### [Task brief]
Go through the records and extract every line with the word "zoom".

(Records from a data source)
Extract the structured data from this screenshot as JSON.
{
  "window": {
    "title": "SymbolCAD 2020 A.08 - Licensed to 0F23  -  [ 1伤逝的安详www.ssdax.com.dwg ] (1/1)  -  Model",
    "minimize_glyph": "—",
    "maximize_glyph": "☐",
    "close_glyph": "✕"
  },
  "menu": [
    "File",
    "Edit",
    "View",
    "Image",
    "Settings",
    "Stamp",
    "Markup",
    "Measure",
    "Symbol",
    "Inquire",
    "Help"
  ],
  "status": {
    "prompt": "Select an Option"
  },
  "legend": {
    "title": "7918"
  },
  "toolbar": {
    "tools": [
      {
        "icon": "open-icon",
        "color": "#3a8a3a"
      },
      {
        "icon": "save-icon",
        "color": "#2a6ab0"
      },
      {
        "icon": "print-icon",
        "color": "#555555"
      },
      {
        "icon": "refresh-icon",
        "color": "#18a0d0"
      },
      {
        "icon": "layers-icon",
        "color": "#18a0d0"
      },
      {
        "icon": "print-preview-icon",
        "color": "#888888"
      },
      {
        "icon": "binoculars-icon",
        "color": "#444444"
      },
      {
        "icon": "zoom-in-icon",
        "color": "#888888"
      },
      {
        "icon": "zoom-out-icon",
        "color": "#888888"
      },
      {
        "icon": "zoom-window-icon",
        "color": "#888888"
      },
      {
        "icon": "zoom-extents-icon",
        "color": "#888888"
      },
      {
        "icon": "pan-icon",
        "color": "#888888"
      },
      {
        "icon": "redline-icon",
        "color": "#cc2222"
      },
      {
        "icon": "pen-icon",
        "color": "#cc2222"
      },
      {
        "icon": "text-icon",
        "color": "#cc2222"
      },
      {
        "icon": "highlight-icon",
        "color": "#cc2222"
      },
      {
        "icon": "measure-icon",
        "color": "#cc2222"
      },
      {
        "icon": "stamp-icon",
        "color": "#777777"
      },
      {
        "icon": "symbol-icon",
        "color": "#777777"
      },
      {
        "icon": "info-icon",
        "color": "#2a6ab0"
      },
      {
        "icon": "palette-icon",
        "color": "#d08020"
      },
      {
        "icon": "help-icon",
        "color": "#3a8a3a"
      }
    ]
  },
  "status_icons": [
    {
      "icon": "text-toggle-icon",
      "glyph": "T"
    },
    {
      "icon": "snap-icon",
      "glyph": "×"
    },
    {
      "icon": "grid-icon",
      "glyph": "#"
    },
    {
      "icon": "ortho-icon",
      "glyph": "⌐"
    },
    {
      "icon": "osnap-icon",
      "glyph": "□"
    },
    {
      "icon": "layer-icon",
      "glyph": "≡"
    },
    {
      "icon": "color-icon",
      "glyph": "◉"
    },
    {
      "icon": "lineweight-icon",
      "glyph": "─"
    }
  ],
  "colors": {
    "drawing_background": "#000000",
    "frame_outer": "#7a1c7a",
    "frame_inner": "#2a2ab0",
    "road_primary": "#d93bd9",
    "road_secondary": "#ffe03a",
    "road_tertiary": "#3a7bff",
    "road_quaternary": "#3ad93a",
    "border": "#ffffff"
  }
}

### [Answer to the task]
        "icon": "zoom-in-icon",
        "icon": "zoom-out-icon",
        "icon": "zoom-window-icon",
        "icon": "zoom-extents-icon",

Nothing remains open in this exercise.